* SHORT PROBLEM *
Copy every line of the records below word for word, changing nothing.

* PROVIDED MATERIAL *

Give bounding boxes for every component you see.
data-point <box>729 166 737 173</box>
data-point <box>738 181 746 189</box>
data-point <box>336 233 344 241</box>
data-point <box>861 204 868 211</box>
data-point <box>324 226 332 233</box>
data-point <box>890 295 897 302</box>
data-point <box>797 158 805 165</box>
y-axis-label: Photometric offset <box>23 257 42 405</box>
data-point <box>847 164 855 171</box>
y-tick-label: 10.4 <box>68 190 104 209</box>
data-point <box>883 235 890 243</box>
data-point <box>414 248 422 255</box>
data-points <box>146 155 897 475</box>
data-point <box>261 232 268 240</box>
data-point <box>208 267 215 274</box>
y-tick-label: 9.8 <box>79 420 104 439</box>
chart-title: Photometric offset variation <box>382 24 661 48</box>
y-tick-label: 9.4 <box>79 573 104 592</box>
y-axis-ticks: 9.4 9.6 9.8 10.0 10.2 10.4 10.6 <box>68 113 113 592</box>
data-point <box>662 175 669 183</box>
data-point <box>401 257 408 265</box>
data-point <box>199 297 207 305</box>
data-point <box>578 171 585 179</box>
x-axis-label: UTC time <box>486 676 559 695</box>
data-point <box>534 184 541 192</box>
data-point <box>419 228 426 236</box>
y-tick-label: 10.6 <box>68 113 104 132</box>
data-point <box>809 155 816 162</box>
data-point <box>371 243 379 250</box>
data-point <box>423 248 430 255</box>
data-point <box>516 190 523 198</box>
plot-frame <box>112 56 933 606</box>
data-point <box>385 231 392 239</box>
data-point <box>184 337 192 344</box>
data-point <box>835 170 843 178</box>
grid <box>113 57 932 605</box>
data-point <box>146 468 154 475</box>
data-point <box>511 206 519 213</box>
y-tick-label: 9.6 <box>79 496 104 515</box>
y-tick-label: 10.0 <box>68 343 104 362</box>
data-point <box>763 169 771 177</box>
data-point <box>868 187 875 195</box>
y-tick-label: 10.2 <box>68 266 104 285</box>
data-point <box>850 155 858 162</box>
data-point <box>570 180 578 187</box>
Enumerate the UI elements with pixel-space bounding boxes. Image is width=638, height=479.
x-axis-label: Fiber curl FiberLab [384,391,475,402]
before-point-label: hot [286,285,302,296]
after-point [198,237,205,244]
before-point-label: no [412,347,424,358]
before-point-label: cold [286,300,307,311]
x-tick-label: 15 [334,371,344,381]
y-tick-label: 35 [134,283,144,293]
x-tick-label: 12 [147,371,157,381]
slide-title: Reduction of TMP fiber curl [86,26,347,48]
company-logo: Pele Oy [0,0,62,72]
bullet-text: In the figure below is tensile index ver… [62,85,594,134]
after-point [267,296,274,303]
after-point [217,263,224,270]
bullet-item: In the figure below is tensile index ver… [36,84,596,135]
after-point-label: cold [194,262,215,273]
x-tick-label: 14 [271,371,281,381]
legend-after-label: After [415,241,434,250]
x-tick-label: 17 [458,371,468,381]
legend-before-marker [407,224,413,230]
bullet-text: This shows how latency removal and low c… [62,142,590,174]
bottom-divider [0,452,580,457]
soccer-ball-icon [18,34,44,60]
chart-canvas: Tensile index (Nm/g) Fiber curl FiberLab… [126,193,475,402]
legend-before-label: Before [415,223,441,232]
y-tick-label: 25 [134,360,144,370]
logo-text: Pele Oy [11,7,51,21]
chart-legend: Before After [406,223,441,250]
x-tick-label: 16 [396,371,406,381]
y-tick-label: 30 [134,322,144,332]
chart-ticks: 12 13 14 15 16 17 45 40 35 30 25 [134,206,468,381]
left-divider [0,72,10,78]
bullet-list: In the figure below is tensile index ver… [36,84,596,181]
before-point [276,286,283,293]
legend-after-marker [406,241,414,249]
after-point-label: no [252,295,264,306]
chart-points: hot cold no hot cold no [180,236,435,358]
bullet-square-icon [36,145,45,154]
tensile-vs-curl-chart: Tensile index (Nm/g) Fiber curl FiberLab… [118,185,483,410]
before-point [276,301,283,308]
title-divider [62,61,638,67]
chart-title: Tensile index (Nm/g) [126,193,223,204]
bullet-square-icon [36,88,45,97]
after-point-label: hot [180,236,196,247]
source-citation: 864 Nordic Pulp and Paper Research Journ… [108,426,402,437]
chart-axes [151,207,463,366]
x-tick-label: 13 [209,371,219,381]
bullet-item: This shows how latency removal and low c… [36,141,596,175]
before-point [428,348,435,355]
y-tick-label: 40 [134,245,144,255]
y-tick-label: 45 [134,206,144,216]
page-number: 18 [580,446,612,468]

* FINAL RESULT *
Give bounding boxes for every component you see.
data-point <box>729 166 737 173</box>
data-point <box>738 181 746 189</box>
data-point <box>336 233 344 241</box>
data-point <box>861 204 868 211</box>
data-point <box>324 226 332 233</box>
data-point <box>890 295 897 302</box>
data-point <box>797 158 805 165</box>
y-axis-label: Photometric offset <box>23 257 42 405</box>
data-point <box>847 164 855 171</box>
y-tick-label: 10.4 <box>68 190 104 209</box>
data-point <box>883 235 890 243</box>
data-point <box>414 248 422 255</box>
data-points <box>146 155 897 475</box>
data-point <box>261 232 268 240</box>
data-point <box>208 267 215 274</box>
y-tick-label: 9.8 <box>79 420 104 439</box>
chart-title: Photometric offset variation <box>382 24 661 48</box>
y-tick-label: 9.4 <box>79 573 104 592</box>
y-axis-ticks: 9.4 9.6 9.8 10.0 10.2 10.4 10.6 <box>68 113 113 592</box>
data-point <box>662 175 669 183</box>
data-point <box>401 257 408 265</box>
data-point <box>199 297 207 305</box>
data-point <box>578 171 585 179</box>
x-axis-label: UTC time <box>486 676 559 695</box>
data-point <box>534 184 541 192</box>
data-point <box>419 228 426 236</box>
y-tick-label: 10.6 <box>68 113 104 132</box>
data-point <box>809 155 816 162</box>
data-point <box>371 243 379 250</box>
data-point <box>423 248 430 255</box>
data-point <box>516 190 523 198</box>
plot-frame <box>112 56 933 606</box>
data-point <box>385 231 392 239</box>
data-point <box>184 337 192 344</box>
data-point <box>835 170 843 178</box>
grid <box>113 57 932 605</box>
data-point <box>146 468 154 475</box>
data-point <box>511 206 519 213</box>
y-tick-label: 9.6 <box>79 496 104 515</box>
y-tick-label: 10.0 <box>68 343 104 362</box>
data-point <box>763 169 771 177</box>
data-point <box>868 187 875 195</box>
y-tick-label: 10.2 <box>68 266 104 285</box>
data-point <box>850 155 858 162</box>
data-point <box>570 180 578 187</box>
Enumerate the UI elements with pixel-space bounding boxes. Image is width=638, height=479.
x-axis-label: Fiber curl FiberLab [384,391,475,402]
before-point-label: hot [286,285,302,296]
after-point [198,237,205,244]
before-point-label: no [412,347,424,358]
before-point-label: cold [286,300,307,311]
x-tick-label: 15 [334,371,344,381]
y-tick-label: 35 [134,283,144,293]
x-tick-label: 12 [147,371,157,381]
slide-title: Reduction of TMP fiber curl [86,26,347,48]
company-logo: Pele Oy [0,0,62,72]
bullet-text: In the figure below is tensile index ver… [62,85,594,134]
after-point [267,296,274,303]
after-point [217,263,224,270]
bullet-item: In the figure below is tensile index ver… [36,84,596,135]
after-point-label: cold [194,262,215,273]
x-tick-label: 14 [271,371,281,381]
legend-after-label: After [415,241,434,250]
x-tick-label: 17 [458,371,468,381]
legend-before-marker [407,224,413,230]
bullet-text: This shows how latency removal and low c… [62,142,590,174]
bottom-divider [0,452,580,457]
soccer-ball-icon [18,34,44,60]
chart-canvas: Tensile index (Nm/g) Fiber curl FiberLab… [126,193,475,402]
legend-before-label: Before [415,223,441,232]
y-tick-label: 25 [134,360,144,370]
logo-text: Pele Oy [11,7,51,21]
chart-legend: Before After [406,223,441,250]
x-tick-label: 16 [396,371,406,381]
y-tick-label: 30 [134,322,144,332]
chart-ticks: 12 13 14 15 16 17 45 40 35 30 25 [134,206,468,381]
left-divider [0,72,10,78]
bullet-list: In the figure below is tensile index ver… [36,84,596,181]
before-point [276,286,283,293]
legend-after-marker [406,241,414,249]
after-point-label: no [252,295,264,306]
chart-points: hot cold no hot cold no [180,236,435,358]
bullet-square-icon [36,145,45,154]
tensile-vs-curl-chart: Tensile index (Nm/g) Fiber curl FiberLab… [118,185,483,410]
before-point [276,301,283,308]
title-divider [62,61,638,67]
chart-title: Tensile index (Nm/g) [126,193,223,204]
bullet-square-icon [36,88,45,97]
after-point-label: hot [180,236,196,247]
source-citation: 864 Nordic Pulp and Paper Research Journ… [108,426,402,437]
chart-axes [151,207,463,366]
x-tick-label: 13 [209,371,219,381]
bullet-item: This shows how latency removal and low c… [36,141,596,175]
before-point [428,348,435,355]
y-tick-label: 40 [134,245,144,255]
y-tick-label: 45 [134,206,144,216]
page-number: 18 [580,446,612,468]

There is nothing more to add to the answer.